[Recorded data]
## Begin

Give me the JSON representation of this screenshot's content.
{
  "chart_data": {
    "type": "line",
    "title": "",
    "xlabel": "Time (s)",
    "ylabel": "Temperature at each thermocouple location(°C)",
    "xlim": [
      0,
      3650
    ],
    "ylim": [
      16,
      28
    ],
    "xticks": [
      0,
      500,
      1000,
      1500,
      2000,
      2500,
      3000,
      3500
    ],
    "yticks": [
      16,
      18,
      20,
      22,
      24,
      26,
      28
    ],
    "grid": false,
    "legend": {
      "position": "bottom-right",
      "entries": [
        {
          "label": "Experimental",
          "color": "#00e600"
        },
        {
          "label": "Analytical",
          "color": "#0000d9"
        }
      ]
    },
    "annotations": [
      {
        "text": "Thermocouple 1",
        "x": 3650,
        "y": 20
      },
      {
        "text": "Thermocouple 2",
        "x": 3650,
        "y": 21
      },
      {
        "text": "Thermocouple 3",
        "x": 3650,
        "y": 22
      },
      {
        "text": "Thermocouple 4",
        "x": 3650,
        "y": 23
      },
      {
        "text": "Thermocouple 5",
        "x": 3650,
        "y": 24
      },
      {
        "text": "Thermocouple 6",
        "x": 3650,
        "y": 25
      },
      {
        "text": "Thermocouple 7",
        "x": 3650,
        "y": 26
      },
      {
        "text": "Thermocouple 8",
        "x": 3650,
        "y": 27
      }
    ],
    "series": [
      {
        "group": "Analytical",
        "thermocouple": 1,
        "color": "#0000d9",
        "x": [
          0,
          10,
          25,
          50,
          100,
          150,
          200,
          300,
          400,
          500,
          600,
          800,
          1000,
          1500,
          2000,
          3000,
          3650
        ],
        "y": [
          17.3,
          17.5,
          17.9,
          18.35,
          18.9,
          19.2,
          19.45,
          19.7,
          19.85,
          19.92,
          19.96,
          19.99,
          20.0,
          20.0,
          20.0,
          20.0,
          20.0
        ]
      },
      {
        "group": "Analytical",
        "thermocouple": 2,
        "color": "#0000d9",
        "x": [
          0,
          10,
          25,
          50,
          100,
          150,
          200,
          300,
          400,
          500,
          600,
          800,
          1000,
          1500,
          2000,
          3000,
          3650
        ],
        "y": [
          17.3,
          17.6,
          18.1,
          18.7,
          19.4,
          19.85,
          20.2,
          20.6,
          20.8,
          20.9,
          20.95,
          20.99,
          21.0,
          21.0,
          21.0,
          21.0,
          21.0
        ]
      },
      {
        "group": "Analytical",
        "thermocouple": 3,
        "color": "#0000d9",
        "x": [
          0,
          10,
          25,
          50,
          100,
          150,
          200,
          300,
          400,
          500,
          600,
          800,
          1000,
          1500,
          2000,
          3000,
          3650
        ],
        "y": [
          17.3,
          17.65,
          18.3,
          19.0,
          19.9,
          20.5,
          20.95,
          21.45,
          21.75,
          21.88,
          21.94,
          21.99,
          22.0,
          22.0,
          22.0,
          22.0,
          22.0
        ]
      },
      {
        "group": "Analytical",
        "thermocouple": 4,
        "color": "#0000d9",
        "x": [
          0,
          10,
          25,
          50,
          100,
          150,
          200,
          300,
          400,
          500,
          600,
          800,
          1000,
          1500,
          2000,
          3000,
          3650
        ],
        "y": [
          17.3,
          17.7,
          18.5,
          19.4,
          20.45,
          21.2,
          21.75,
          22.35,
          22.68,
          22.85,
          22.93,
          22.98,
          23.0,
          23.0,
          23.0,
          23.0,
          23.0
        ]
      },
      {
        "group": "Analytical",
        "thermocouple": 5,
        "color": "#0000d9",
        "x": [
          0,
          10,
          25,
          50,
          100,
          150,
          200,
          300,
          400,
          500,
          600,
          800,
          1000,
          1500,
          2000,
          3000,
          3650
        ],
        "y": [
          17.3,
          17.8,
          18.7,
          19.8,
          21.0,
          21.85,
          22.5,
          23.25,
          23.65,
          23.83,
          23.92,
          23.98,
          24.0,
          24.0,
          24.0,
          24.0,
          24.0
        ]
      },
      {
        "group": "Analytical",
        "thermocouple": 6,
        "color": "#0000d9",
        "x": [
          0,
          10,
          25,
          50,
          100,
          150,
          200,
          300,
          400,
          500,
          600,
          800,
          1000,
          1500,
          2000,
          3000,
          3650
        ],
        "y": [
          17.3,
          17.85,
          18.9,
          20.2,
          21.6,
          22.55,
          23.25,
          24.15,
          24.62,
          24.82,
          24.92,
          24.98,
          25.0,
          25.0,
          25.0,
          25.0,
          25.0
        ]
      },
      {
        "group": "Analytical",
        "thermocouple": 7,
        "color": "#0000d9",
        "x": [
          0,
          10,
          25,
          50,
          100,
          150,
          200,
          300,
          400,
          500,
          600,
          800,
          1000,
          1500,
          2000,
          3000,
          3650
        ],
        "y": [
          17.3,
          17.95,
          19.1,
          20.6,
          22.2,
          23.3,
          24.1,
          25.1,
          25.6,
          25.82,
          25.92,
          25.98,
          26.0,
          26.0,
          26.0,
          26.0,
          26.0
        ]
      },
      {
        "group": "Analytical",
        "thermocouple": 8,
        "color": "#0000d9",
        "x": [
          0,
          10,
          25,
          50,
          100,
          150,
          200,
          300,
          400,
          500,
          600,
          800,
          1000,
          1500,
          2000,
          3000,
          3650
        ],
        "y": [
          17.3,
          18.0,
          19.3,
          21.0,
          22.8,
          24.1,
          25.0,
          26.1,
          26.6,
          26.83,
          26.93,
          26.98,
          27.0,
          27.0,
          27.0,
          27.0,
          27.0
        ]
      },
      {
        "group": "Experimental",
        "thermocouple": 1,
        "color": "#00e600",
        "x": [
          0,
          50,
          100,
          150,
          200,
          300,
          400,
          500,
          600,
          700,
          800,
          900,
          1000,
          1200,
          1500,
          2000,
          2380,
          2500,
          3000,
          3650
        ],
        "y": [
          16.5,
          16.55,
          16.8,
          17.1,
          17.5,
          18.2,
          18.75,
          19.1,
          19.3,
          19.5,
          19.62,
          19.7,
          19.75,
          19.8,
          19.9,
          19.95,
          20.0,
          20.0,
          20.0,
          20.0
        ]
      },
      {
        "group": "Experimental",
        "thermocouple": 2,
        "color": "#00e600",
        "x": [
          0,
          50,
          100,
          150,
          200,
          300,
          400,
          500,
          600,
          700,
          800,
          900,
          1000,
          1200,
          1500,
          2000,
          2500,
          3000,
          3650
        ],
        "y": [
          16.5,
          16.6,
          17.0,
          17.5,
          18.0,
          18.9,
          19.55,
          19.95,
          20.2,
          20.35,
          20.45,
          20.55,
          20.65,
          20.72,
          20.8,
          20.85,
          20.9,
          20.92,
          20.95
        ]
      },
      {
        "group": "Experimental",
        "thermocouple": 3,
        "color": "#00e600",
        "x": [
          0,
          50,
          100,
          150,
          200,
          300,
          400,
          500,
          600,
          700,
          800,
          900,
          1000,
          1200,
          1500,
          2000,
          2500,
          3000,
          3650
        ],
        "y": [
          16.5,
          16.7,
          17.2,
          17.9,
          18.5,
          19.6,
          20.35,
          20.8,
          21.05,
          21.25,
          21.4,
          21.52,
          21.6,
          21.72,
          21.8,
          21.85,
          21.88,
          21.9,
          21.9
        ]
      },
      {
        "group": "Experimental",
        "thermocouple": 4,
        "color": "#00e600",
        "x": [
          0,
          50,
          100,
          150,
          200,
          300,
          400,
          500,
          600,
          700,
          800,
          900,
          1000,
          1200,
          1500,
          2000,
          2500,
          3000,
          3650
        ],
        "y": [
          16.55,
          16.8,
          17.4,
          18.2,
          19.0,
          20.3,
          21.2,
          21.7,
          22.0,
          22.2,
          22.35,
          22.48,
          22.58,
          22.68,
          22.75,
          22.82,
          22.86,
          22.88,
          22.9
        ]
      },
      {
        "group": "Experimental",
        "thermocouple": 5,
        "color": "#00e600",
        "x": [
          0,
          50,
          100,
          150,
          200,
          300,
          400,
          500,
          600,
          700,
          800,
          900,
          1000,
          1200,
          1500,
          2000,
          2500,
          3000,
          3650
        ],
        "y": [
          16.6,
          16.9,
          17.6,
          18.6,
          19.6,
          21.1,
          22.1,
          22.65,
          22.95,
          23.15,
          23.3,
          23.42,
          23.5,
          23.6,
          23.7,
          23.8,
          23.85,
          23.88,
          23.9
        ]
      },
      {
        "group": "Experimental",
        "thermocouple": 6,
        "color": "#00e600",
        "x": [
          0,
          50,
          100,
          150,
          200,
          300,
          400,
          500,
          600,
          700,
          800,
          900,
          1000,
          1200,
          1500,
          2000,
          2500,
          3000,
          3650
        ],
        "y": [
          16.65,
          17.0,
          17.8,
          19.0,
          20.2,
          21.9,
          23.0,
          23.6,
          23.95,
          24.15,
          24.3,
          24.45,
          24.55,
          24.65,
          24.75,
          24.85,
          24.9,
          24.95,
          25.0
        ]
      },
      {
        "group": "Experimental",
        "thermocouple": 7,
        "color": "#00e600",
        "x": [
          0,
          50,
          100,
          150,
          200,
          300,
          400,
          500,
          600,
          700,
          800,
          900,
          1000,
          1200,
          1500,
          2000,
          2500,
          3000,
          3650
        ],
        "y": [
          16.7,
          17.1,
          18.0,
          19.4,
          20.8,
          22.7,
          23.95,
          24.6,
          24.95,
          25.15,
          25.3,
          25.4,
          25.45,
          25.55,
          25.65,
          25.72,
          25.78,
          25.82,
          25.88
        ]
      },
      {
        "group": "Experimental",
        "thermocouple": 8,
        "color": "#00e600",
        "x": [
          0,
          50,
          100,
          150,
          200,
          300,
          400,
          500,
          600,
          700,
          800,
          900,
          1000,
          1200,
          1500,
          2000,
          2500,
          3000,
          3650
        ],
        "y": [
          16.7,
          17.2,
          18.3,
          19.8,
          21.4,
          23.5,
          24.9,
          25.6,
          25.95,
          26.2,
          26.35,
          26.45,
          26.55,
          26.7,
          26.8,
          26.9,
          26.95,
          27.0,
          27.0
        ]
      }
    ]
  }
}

## End

**Your goal**
Select every line where the word "text" occurs.

**Complete output**
        "text": "Thermocouple 1",
        "text": "Thermocouple 2",
        "text": "Thermocouple 3",
        "text": "Thermocouple 4",
        "text": "Thermocouple 5",
        "text": "Thermocouple 6",
        "text": "Thermocouple 7",
        "text": "Thermocouple 8",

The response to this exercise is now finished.